→ **Exercise instructions**:
Please lay out all of the data below as a numbered list, skipping blank lines and leaving the pictures out.

[Start Record excerpts]

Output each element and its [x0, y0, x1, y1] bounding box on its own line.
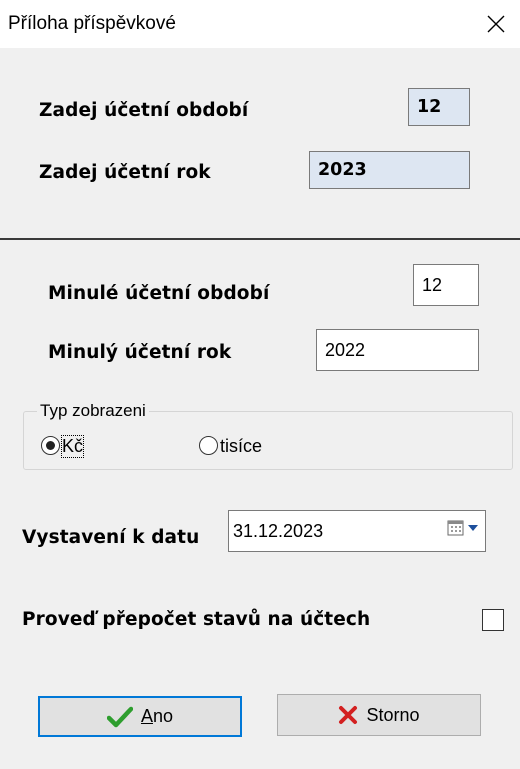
cancel-button[interactable]: Storno [277, 694, 481, 736]
previous-year-input[interactable]: 2022 [316, 329, 479, 371]
radio-kc-label[interactable]: Kč [60, 435, 85, 458]
calendar-icon [447, 520, 464, 536]
section-divider [0, 238, 520, 240]
calendar-dropdown-button[interactable] [447, 519, 479, 537]
previous-period-label: Minulé účetní období [48, 283, 270, 304]
current-year-field: 2023 [309, 151, 470, 189]
radio-tisice-label[interactable]: tisíce [220, 436, 262, 457]
issue-date-value: 31.12.2023 [233, 521, 324, 541]
current-year-label: Zadej účetní rok [39, 162, 211, 183]
previous-period-input[interactable]: 12 [413, 264, 479, 306]
radio-selected-dot [45, 440, 55, 450]
current-period-label: Zadej účetní období [39, 100, 249, 121]
close-button[interactable] [472, 0, 520, 48]
ok-button-label: Ano [140, 706, 174, 726]
recalc-label: Proveď přepočet stavů na účtech [22, 609, 371, 630]
issue-date-label: Vystavení k datu [22, 527, 200, 548]
close-icon [487, 15, 505, 33]
previous-year-label: Minulý účetní rok [48, 342, 232, 363]
checkmark-icon [106, 706, 133, 727]
cancel-button-label: Storno [366, 704, 420, 725]
window-title: Příloha příspěvkové [8, 13, 176, 34]
x-icon [339, 706, 358, 724]
issue-date-picker[interactable]: 31.12.2023 [228, 510, 486, 552]
radio-tisice[interactable] [199, 436, 218, 455]
dropdown-arrow-icon [468, 525, 478, 531]
title-bar: Příloha příspěvkové [0, 0, 520, 48]
recalc-checkbox[interactable] [482, 609, 504, 631]
display-type-legend: Typ zobrazeni [37, 401, 149, 421]
current-period-field: 12 [408, 88, 470, 126]
ok-button[interactable]: Ano [38, 696, 242, 737]
radio-kc[interactable] [41, 436, 60, 455]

[End Record excerpts]

→ **Completed task**:
1. Output each element and its [x0, y0, x1, y1] bounding box on its own line.
2. cancel-button[interactable]: Storno [277, 694, 481, 736]
3. previous-year-input[interactable]: 2022 [316, 329, 479, 371]
4. radio-kc-label[interactable]: Kč [60, 435, 85, 458]
5. calendar-icon [447, 520, 464, 536]
6. section-divider [0, 238, 520, 240]
7. calendar-dropdown-button[interactable] [447, 519, 479, 537]
8. previous-period-label: Minulé účetní období [48, 283, 270, 304]
9. current-year-field: 2023 [309, 151, 470, 189]
10. radio-tisice-label[interactable]: tisíce [220, 436, 262, 457]
11. issue-date-value: 31.12.2023 [233, 521, 324, 541]
12. current-year-label: Zadej účetní rok [39, 162, 211, 183]
13. previous-period-input[interactable]: 12 [413, 264, 479, 306]
14. radio-selected-dot [45, 440, 55, 450]
15. current-period-label: Zadej účetní období [39, 100, 249, 121]
16. close-button[interactable] [472, 0, 520, 48]
17. ok-button-label: Ano [140, 706, 174, 726]
18. recalc-label: Proveď přepočet stavů na účtech [22, 609, 371, 630]
19. issue-date-label: Vystavení k datu [22, 527, 200, 548]
20. close-icon [487, 15, 505, 33]
21. previous-year-label: Minulý účetní rok [48, 342, 232, 363]
22. checkmark-icon [106, 706, 133, 727]
23. cancel-button-label: Storno [366, 704, 420, 725]
24. window-title: Příloha příspěvkové [8, 13, 176, 34]
25. x-icon [339, 706, 358, 724]
26. issue-date-picker[interactable]: 31.12.2023 [228, 510, 486, 552]
27. radio-tisice[interactable] [199, 436, 218, 455]
28. dropdown-arrow-icon [468, 525, 478, 531]
29. title-bar: Příloha příspěvkové [0, 0, 520, 48]
30. recalc-checkbox[interactable] [482, 609, 504, 631]
31. display-type-legend: Typ zobrazeni [37, 401, 149, 421]
32. current-period-field: 12 [408, 88, 470, 126]
33. ok-button[interactable]: Ano [38, 696, 242, 737]
34. radio-kc[interactable] [41, 436, 60, 455]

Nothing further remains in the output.